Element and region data
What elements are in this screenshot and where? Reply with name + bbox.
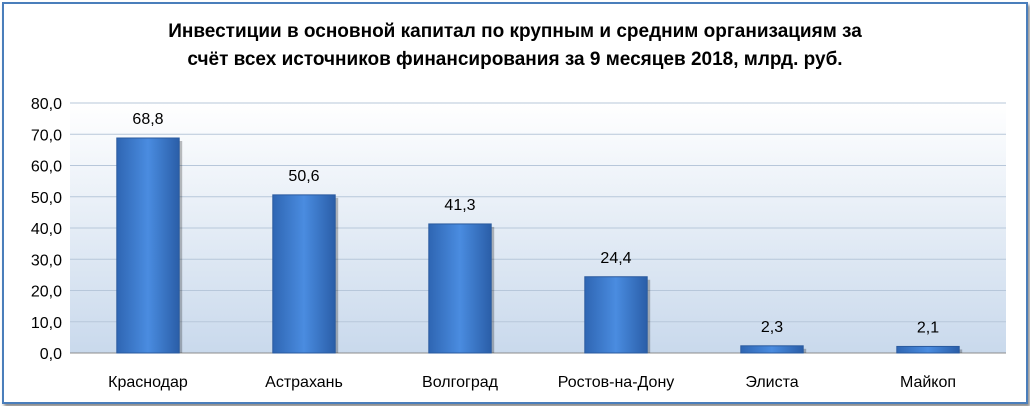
bar — [116, 137, 180, 354]
chart-title-line-2: счёт всех источников финансирования за 9… — [187, 49, 843, 70]
x-tick-label: Астрахань — [265, 374, 343, 391]
data-label: 24,4 — [600, 250, 631, 267]
data-label: 68,8 — [132, 111, 163, 128]
y-tick-label: 40,0 — [31, 221, 62, 238]
y-tick-label: 0,0 — [40, 346, 62, 363]
data-label: 50,6 — [288, 168, 319, 185]
x-tick-label: Элиста — [745, 374, 798, 391]
data-label: 2,1 — [917, 319, 939, 336]
bar — [740, 345, 804, 354]
x-tick-label: Майкоп — [900, 374, 956, 391]
bar — [428, 223, 492, 354]
y-tick-label: 10,0 — [31, 315, 62, 332]
y-tick-label: 30,0 — [31, 252, 62, 269]
y-tick-label: 50,0 — [31, 190, 62, 207]
x-tick-label: Волгоград — [422, 374, 499, 391]
y-tick-label: 20,0 — [31, 284, 62, 301]
bar — [584, 276, 648, 354]
y-tick-label: 80,0 — [31, 96, 62, 113]
x-tick-label: Ростов-на-Дону — [558, 374, 675, 391]
chart-title: Инвестиции в основной капитал по крупным… — [0, 18, 1030, 74]
y-tick-label: 70,0 — [31, 127, 62, 144]
bar — [272, 194, 336, 354]
chart-title-line-1: Инвестиции в основной капитал по крупным… — [168, 21, 862, 42]
data-label: 2,3 — [761, 319, 783, 336]
y-tick-label: 60,0 — [31, 159, 62, 176]
data-label: 41,3 — [444, 197, 475, 214]
bar — [896, 345, 960, 354]
x-tick-label: Краснодар — [108, 374, 188, 391]
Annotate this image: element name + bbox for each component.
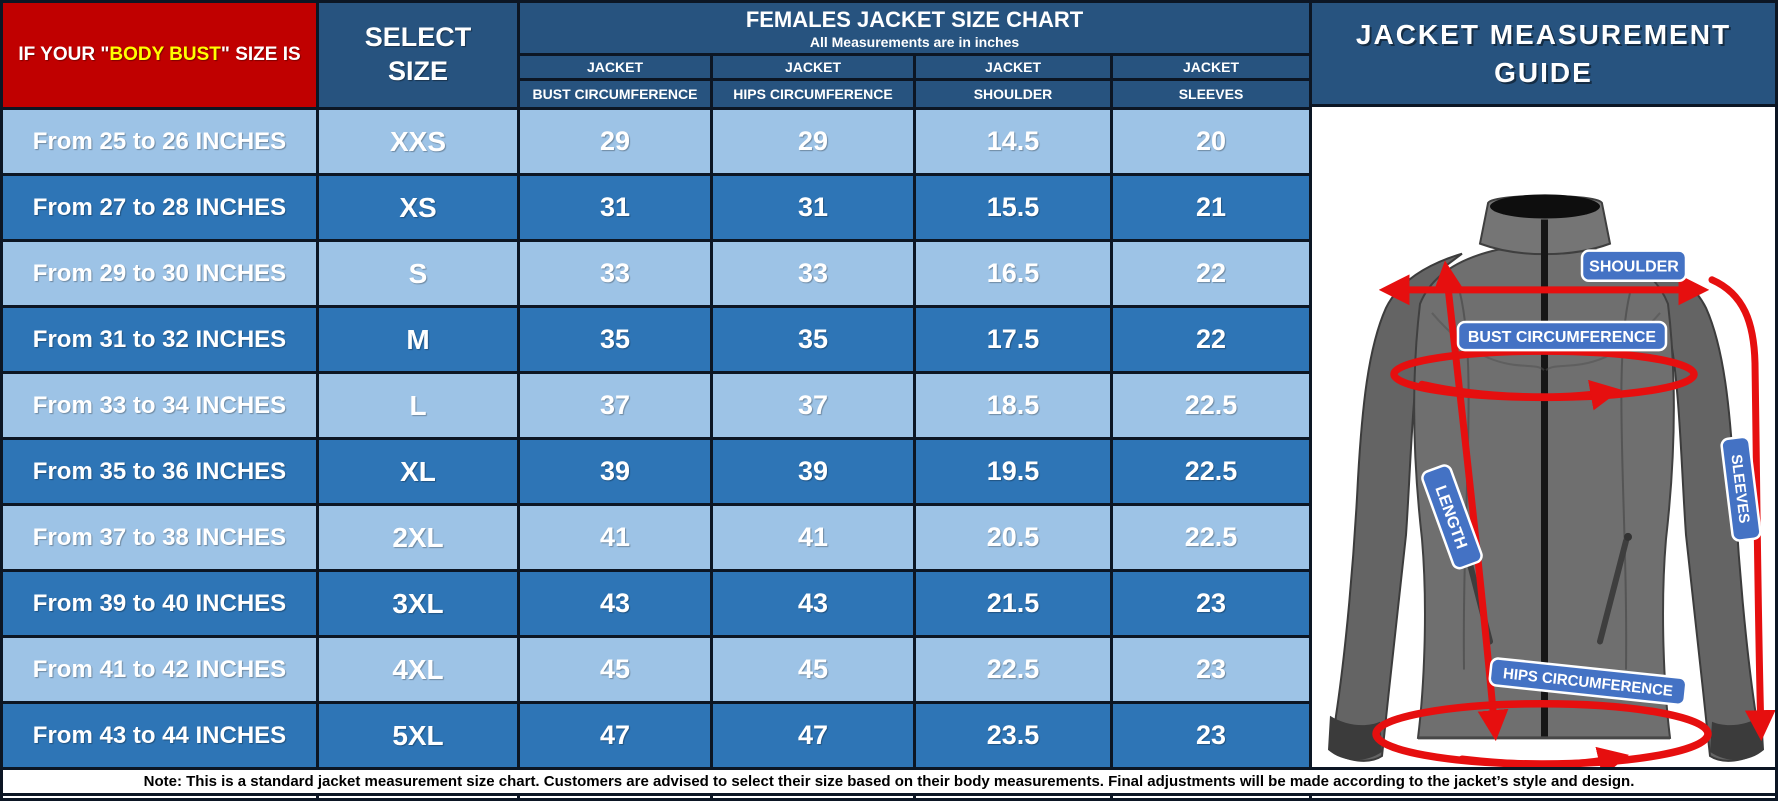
row-shoulder-value: 21.5	[916, 572, 1110, 635]
body-bust-suffix: " SIZE IS	[220, 44, 301, 65]
col-header-jacket: JACKET	[1113, 56, 1309, 78]
row-bust-value: 37	[520, 374, 710, 437]
row-size: S	[319, 242, 517, 305]
row-bust-value: 39	[520, 440, 710, 503]
guide-title: JACKET MEASUREMENT GUIDE	[1312, 3, 1775, 107]
chart-title-band: FEMALES JACKET SIZE CHART All Measuremen…	[520, 3, 1309, 53]
row-hips-value: 47	[713, 704, 913, 767]
row-bust-value: 45	[520, 638, 710, 701]
row-size: 4XL	[319, 638, 517, 701]
note-bar: Note: This is a standard jacket measurem…	[3, 770, 1775, 793]
row-shoulder-value: 18.5	[916, 374, 1110, 437]
row-shoulder-value: 23.5	[916, 704, 1110, 767]
bust-circumference-label: BUST CIRCUMFERENCE	[1456, 320, 1668, 352]
row-size: XS	[319, 176, 517, 239]
row-shoulder-value: 14.5	[916, 110, 1110, 173]
col-header-jacket: JACKET	[916, 56, 1110, 78]
row-bust-range: From 29 to 30 INCHES	[3, 242, 316, 305]
row-bust-range: From 43 to 44 INCHES	[3, 704, 316, 767]
row-size: XXS	[319, 110, 517, 173]
row-hips-value: 39	[713, 440, 913, 503]
body-bust-highlight: BODY BUST	[109, 44, 221, 65]
guide-title-line1: JACKET MEASUREMENT	[1355, 18, 1732, 50]
row-size: XL	[319, 440, 517, 503]
row-shoulder-value: 15.5	[916, 176, 1110, 239]
row-hips-value: 43	[713, 572, 913, 635]
row-size: 2XL	[319, 506, 517, 569]
row-bust-range: From 33 to 34 INCHES	[3, 374, 316, 437]
row-size: L	[319, 374, 517, 437]
svg-text:SHOULDER: SHOULDER	[1589, 258, 1679, 276]
row-hips-value: 33	[713, 242, 913, 305]
row-bust-value: 47	[520, 704, 710, 767]
row-bust-range: From 27 to 28 INCHES	[3, 176, 316, 239]
row-bust-range: From 31 to 32 INCHES	[3, 308, 316, 371]
svg-text:BUST CIRCUMFERENCE: BUST CIRCUMFERENCE	[1468, 328, 1657, 346]
col-header-shoulder: SHOULDER	[916, 81, 1110, 107]
hips-arrow	[1458, 746, 1629, 767]
col-header-jacket: JACKET	[713, 56, 913, 78]
row-sleeves-value: 23	[1113, 704, 1309, 767]
select-size-line1: SELECT	[364, 22, 472, 53]
select-size-header: SELECT SIZE	[319, 3, 517, 107]
body-bust-header: IF YOUR " BODY BUST " SIZE IS	[3, 3, 316, 107]
row-shoulder-value: 22.5	[916, 638, 1110, 701]
col-header-jacket: JACKET	[520, 56, 710, 78]
row-sleeves-value: 22.5	[1113, 440, 1309, 503]
row-bust-value: 43	[520, 572, 710, 635]
chart-header: FEMALES JACKET SIZE CHART All Measuremen…	[520, 3, 1309, 107]
row-sleeves-value: 20	[1113, 110, 1309, 173]
row-bust-range: From 41 to 42 INCHES	[3, 638, 316, 701]
row-size: M	[319, 308, 517, 371]
jacket-illustration: SHOULDER BUST CIRCUMFERENCE LENGTH SLEEV…	[1312, 107, 1775, 767]
row-shoulder-value: 16.5	[916, 242, 1110, 305]
sleeve-arrow	[1708, 276, 1775, 742]
sleeves-label: SLEEVES	[1720, 435, 1762, 542]
row-hips-value: 29	[713, 110, 913, 173]
shoulder-label: SHOULDER	[1580, 249, 1688, 283]
bust-arrow	[1418, 379, 1622, 411]
measurement-labels: SHOULDER BUST CIRCUMFERENCE LENGTH SLEEV…	[1421, 249, 1762, 706]
row-sleeves-value: 22.5	[1113, 506, 1309, 569]
select-size-line2: SIZE	[387, 56, 448, 86]
row-hips-value: 35	[713, 308, 913, 371]
guide-title-line2: GUIDE	[1494, 56, 1593, 88]
row-sleeves-value: 22	[1113, 242, 1309, 305]
row-bust-value: 29	[520, 110, 710, 173]
row-bust-value: 35	[520, 308, 710, 371]
row-bust-range: From 25 to 26 INCHES	[3, 110, 316, 173]
body-bust-prefix: IF YOUR "	[18, 44, 110, 65]
row-bust-range: From 37 to 38 INCHES	[3, 506, 316, 569]
row-hips-value: 41	[713, 506, 913, 569]
col-header-bust-circumference: BUST CIRCUMFERENCE	[520, 81, 710, 107]
row-sleeves-value: 22	[1113, 308, 1309, 371]
row-bust-value: 41	[520, 506, 710, 569]
row-size: 5XL	[319, 704, 517, 767]
jacket-diagram-svg: SHOULDER BUST CIRCUMFERENCE LENGTH SLEEV…	[1328, 194, 1775, 767]
col-header-hips-circumference: HIPS CIRCUMFERENCE	[713, 81, 913, 107]
row-bust-value: 31	[520, 176, 710, 239]
chart-title: FEMALES JACKET SIZE CHART	[745, 6, 1084, 32]
row-sleeves-value: 21	[1113, 176, 1309, 239]
bottom-crop-sliver	[3, 796, 1775, 798]
row-sleeves-value: 23	[1113, 572, 1309, 635]
row-hips-value: 45	[713, 638, 913, 701]
row-sleeves-value: 22.5	[1113, 374, 1309, 437]
jacket-measurement-guide-panel: JACKET MEASUREMENT GUIDE	[1312, 3, 1775, 767]
col-header-sleeves: SLEEVES	[1113, 81, 1309, 107]
chart-subtitle: All Measurements are in inches	[809, 33, 1020, 50]
row-bust-range: From 35 to 36 INCHES	[3, 440, 316, 503]
row-sleeves-value: 23	[1113, 638, 1309, 701]
row-shoulder-value: 17.5	[916, 308, 1110, 371]
row-bust-range: From 39 to 40 INCHES	[3, 572, 316, 635]
row-bust-value: 33	[520, 242, 710, 305]
row-shoulder-value: 20.5	[916, 506, 1110, 569]
row-hips-value: 31	[713, 176, 913, 239]
row-hips-value: 37	[713, 374, 913, 437]
row-shoulder-value: 19.5	[916, 440, 1110, 503]
row-size: 3XL	[319, 572, 517, 635]
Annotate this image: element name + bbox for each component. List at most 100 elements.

§ Task instructions
Format the lines of data between the line containing "bar — [116, 137, 180, 354]" and the line containing "y-tick-label: 10,0 — [31, 315, 62, 332]", inclusive, as a Markdown table with the columns Row and Line, numbering each line and leaving out blank lines.

§ Solved problem
| Row | Line |
|---|---|
| 1 | bar — [116, 137, 180, 354] |
| 2 | chart-title-line-2: счёт всех источников финансирования за 9… — [187, 49, 843, 70] |
| 3 | x-tick-label: Астрахань — [265, 374, 343, 391] |
| 4 | data-label: 24,4 — [600, 250, 631, 267] |
| 5 | data-label: 68,8 — [132, 111, 163, 128] |
| 6 | y-tick-label: 40,0 — [31, 221, 62, 238] |
| 7 | y-tick-label: 0,0 — [40, 346, 62, 363] |
| 8 | data-label: 50,6 — [288, 168, 319, 185] |
| 9 | x-tick-label: Элиста — [745, 374, 798, 391] |
| 10 | data-label: 2,1 — [917, 319, 939, 336] |
| 11 | bar — [740, 345, 804, 354] |
| 12 | x-tick-label: Майкоп — [900, 374, 956, 391] |
| 13 | bar — [428, 223, 492, 354] |
| 14 | y-tick-label: 10,0 — [31, 315, 62, 332] |